**Given task:** How many lines of the records below contain the word "JSON"? Answer with the number alone.

Figure collection entries
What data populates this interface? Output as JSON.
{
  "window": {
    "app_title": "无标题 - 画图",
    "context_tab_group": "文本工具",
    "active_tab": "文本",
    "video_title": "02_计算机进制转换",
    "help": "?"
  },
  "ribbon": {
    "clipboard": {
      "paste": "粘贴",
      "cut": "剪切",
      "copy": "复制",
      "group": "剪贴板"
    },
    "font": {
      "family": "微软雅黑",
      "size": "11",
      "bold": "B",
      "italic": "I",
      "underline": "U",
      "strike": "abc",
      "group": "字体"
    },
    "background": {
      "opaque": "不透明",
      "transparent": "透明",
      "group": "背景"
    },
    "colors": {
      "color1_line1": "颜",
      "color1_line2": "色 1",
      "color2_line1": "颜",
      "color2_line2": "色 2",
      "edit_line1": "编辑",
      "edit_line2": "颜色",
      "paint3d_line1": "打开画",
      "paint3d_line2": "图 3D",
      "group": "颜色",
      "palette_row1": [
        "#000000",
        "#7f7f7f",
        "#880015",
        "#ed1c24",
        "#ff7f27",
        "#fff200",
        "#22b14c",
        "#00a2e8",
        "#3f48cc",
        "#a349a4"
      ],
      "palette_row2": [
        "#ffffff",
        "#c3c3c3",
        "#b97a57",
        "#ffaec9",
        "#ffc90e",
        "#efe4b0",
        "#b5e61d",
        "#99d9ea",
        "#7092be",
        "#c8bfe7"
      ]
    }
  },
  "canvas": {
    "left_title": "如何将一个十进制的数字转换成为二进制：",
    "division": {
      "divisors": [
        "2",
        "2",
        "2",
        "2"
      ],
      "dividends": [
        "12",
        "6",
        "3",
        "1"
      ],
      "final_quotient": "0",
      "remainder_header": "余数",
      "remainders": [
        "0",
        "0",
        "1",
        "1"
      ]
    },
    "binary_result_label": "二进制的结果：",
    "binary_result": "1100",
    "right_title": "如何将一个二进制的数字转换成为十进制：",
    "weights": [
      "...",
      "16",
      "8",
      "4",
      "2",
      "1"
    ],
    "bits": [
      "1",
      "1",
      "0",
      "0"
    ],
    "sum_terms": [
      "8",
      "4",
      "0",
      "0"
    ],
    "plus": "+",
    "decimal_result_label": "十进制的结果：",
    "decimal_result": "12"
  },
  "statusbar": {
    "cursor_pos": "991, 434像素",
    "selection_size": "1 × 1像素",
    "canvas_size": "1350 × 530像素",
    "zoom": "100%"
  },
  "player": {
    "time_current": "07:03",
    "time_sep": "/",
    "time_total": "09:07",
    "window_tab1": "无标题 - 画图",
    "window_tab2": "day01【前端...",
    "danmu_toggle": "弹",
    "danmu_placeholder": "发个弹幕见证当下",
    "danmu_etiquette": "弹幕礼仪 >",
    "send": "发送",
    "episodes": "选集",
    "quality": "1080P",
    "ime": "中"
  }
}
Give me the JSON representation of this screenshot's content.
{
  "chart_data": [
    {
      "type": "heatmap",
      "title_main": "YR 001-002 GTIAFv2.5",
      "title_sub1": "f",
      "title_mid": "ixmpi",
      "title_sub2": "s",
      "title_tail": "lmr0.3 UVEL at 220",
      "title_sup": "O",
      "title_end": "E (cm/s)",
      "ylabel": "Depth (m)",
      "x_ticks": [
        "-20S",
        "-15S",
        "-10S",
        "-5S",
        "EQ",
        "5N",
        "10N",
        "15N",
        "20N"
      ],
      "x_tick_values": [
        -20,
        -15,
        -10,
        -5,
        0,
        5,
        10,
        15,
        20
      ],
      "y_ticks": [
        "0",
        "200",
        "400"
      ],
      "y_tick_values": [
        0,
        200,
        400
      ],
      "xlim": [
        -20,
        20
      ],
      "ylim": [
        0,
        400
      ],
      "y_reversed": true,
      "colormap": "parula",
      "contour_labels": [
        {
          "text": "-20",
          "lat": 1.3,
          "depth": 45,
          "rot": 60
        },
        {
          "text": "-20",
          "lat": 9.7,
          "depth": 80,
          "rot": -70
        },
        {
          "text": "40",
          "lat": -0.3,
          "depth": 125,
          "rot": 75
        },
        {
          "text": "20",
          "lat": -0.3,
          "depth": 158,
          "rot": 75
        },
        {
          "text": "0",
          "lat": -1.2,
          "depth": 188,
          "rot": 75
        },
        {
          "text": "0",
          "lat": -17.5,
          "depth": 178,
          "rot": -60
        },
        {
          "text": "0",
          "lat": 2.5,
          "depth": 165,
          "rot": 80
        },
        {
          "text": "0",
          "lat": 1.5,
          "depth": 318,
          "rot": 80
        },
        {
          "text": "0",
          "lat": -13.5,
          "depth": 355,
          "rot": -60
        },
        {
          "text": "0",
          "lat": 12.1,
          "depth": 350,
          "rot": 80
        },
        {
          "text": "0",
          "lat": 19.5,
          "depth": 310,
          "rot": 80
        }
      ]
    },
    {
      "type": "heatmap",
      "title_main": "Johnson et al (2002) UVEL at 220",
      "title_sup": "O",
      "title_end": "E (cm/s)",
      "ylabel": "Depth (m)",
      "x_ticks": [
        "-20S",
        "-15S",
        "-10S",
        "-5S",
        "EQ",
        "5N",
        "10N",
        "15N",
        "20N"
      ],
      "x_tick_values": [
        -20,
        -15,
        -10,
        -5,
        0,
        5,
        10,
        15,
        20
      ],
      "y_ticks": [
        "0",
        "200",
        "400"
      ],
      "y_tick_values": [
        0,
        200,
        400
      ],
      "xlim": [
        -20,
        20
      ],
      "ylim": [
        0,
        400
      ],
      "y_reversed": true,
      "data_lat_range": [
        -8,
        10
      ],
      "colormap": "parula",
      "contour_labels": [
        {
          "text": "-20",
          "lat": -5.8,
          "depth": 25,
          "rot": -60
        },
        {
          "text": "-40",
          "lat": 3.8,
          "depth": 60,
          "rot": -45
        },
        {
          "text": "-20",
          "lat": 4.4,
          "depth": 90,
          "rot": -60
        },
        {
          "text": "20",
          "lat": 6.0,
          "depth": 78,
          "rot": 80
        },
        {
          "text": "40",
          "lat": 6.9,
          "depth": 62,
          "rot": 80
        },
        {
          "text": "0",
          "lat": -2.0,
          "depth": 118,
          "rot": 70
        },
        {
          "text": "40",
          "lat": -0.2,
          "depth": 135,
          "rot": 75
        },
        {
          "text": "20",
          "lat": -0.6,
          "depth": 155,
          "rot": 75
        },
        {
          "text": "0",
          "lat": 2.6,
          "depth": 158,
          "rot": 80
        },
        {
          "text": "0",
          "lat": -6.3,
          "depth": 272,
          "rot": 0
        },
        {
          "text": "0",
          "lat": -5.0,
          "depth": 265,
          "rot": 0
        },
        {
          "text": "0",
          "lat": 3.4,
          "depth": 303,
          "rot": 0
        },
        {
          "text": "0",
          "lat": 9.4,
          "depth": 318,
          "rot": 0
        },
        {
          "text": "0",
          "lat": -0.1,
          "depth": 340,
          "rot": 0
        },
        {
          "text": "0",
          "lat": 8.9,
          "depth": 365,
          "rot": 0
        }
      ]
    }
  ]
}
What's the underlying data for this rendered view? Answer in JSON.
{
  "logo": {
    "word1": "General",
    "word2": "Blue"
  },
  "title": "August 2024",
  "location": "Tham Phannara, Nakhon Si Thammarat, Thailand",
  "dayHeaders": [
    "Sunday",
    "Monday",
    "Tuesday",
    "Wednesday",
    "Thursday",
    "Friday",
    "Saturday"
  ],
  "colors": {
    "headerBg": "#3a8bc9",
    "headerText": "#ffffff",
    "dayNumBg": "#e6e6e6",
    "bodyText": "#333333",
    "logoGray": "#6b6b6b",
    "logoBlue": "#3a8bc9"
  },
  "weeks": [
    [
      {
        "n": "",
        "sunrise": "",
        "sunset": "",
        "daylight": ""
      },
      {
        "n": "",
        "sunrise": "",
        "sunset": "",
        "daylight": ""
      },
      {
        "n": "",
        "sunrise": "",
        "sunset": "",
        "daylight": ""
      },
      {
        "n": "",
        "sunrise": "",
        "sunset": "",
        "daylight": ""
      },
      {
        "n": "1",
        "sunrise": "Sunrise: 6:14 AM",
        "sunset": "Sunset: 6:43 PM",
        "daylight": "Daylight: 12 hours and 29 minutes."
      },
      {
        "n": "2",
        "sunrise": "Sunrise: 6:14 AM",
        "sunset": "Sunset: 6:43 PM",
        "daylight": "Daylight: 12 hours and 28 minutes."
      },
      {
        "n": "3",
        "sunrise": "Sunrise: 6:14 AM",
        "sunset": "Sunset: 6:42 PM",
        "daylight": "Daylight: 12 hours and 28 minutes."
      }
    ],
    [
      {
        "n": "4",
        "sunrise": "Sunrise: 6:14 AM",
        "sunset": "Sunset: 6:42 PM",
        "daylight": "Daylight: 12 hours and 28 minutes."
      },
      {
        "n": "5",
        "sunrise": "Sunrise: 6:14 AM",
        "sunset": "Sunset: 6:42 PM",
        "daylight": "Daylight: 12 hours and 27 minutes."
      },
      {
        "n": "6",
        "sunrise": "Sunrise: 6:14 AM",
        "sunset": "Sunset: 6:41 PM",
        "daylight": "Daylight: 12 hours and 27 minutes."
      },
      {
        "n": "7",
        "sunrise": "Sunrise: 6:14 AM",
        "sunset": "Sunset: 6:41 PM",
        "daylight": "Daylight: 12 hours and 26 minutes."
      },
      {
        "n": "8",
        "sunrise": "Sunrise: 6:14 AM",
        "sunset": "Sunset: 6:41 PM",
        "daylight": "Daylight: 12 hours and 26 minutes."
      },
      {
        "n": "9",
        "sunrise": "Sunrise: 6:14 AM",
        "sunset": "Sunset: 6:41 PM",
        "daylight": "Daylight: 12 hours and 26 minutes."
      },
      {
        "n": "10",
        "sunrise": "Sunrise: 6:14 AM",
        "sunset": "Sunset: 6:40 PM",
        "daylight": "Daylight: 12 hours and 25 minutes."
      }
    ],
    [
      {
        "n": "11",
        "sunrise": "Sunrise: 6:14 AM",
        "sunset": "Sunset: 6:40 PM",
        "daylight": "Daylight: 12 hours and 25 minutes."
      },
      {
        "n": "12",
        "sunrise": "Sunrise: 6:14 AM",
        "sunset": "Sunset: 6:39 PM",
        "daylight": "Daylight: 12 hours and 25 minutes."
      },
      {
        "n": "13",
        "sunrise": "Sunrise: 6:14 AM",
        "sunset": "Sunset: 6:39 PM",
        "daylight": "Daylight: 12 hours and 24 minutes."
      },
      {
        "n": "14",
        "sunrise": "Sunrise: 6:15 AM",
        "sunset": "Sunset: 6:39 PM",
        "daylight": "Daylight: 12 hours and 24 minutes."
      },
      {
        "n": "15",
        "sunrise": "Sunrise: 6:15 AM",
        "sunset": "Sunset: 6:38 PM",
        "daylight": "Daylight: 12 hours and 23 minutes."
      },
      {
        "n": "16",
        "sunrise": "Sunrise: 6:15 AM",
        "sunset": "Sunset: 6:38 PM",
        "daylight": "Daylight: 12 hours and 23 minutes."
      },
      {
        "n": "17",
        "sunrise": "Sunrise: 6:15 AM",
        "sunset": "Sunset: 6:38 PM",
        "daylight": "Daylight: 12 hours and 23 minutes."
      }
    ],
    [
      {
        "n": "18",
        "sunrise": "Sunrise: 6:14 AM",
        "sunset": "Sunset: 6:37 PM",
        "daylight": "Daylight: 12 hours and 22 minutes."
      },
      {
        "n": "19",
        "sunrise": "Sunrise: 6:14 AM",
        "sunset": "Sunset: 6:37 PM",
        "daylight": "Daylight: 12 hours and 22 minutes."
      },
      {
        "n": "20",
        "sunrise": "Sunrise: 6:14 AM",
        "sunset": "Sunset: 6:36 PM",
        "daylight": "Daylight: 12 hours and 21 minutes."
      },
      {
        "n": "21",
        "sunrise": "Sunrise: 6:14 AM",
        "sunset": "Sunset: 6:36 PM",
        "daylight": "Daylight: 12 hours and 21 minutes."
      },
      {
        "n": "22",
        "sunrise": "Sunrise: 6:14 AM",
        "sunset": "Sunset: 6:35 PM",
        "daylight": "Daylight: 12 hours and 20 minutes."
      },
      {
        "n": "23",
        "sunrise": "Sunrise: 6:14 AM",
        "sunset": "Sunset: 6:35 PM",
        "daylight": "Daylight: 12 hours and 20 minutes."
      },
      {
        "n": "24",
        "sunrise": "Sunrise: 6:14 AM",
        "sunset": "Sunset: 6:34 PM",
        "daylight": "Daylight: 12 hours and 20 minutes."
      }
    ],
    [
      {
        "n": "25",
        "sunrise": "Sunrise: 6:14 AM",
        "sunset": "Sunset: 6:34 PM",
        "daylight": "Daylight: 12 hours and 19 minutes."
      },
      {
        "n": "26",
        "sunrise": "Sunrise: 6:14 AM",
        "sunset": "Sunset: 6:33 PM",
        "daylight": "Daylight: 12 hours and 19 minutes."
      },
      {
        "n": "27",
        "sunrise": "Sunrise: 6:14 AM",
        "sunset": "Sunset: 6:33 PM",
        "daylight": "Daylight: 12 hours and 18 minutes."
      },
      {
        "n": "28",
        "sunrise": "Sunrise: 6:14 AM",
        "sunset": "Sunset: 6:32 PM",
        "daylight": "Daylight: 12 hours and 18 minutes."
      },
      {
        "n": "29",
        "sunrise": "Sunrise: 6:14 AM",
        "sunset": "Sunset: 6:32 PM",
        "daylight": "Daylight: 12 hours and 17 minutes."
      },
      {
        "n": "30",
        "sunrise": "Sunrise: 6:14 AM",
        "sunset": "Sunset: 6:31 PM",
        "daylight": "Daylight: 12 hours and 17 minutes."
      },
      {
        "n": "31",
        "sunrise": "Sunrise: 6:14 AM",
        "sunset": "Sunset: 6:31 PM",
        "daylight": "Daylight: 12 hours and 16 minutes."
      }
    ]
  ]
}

**The solution:** 3